[GIVEN ENTRIES start]
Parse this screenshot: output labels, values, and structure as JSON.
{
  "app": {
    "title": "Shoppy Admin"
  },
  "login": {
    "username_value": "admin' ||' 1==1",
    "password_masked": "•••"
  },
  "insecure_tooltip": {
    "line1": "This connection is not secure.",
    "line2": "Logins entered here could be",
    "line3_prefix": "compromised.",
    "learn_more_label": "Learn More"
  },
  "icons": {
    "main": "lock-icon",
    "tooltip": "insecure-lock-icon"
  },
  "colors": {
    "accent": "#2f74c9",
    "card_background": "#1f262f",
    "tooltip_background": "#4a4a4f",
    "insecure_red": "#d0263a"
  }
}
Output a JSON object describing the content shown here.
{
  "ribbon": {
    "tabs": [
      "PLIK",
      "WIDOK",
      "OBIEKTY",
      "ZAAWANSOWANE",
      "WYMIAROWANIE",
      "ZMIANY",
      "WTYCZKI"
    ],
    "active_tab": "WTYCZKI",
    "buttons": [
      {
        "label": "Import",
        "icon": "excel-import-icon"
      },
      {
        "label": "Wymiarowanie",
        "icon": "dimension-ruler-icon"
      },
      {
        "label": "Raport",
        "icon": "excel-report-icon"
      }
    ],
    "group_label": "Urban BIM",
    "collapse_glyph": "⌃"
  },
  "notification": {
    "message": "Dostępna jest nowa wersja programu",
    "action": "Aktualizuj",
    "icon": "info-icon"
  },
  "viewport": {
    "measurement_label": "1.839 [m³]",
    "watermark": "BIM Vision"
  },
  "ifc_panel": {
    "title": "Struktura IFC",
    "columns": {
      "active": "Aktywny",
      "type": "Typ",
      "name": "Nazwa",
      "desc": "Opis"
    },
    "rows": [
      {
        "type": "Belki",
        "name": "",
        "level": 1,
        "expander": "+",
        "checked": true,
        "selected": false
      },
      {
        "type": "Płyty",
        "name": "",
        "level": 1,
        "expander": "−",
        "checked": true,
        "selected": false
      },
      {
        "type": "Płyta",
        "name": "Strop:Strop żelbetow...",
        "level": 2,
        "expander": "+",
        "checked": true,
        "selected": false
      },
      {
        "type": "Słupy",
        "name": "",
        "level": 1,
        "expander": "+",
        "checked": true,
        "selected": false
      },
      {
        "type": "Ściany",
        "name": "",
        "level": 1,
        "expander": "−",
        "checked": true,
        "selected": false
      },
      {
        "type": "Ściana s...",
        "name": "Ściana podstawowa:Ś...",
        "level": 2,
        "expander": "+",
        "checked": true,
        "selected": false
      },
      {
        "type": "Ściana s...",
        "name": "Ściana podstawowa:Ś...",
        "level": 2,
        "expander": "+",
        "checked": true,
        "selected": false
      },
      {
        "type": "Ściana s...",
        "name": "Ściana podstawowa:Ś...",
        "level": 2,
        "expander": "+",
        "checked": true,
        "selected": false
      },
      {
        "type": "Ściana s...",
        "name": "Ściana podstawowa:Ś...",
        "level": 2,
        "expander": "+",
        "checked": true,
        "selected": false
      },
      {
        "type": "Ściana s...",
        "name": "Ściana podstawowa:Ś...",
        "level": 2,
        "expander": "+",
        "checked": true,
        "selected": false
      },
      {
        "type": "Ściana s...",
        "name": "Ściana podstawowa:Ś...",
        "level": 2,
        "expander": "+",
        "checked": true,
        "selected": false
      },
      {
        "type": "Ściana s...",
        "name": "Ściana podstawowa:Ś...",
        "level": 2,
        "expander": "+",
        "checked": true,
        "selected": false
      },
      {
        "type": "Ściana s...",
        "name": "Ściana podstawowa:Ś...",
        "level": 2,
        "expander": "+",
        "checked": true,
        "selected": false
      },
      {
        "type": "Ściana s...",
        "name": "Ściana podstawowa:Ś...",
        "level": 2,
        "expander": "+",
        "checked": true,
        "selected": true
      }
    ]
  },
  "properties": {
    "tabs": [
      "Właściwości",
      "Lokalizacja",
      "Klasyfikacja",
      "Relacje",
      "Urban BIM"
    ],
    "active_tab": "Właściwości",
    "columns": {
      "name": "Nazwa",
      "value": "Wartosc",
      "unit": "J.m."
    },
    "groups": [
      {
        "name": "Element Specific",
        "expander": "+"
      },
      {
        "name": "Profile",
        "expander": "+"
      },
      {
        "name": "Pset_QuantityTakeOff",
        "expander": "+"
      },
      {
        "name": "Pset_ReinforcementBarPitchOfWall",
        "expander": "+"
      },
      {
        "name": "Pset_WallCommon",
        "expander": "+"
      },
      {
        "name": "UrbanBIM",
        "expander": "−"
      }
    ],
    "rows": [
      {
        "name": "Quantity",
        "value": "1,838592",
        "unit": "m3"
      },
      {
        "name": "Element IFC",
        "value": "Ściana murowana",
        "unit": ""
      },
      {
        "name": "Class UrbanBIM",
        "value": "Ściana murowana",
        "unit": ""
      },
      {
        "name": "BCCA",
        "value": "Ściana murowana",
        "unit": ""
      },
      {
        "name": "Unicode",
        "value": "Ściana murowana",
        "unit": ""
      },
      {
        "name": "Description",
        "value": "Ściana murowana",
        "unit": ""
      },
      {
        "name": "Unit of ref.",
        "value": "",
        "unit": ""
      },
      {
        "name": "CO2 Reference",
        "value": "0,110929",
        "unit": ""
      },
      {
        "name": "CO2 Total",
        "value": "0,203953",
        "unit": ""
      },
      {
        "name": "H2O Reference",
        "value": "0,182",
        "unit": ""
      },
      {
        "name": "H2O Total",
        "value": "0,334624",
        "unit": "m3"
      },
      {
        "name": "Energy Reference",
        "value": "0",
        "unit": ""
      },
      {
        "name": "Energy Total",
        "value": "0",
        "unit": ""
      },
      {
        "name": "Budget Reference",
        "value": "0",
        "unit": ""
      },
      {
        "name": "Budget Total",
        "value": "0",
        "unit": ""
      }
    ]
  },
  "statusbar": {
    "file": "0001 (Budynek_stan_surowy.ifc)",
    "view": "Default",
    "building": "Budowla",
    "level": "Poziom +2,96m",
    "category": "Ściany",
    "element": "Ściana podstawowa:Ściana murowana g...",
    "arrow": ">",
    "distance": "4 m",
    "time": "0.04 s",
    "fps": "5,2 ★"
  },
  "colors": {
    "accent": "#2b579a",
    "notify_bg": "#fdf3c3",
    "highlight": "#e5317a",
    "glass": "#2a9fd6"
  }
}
[GIVEN ENTRIES end]
■ **WHAT THE TASK ASKS**
Keep only those lines of the records that hold "Reference", and return them.

■ **THE SOLUTION**
        "name": "CO2 Reference",
        "name": "H2O Reference",
        "name": "Energy Reference",
        "name": "Budget Reference",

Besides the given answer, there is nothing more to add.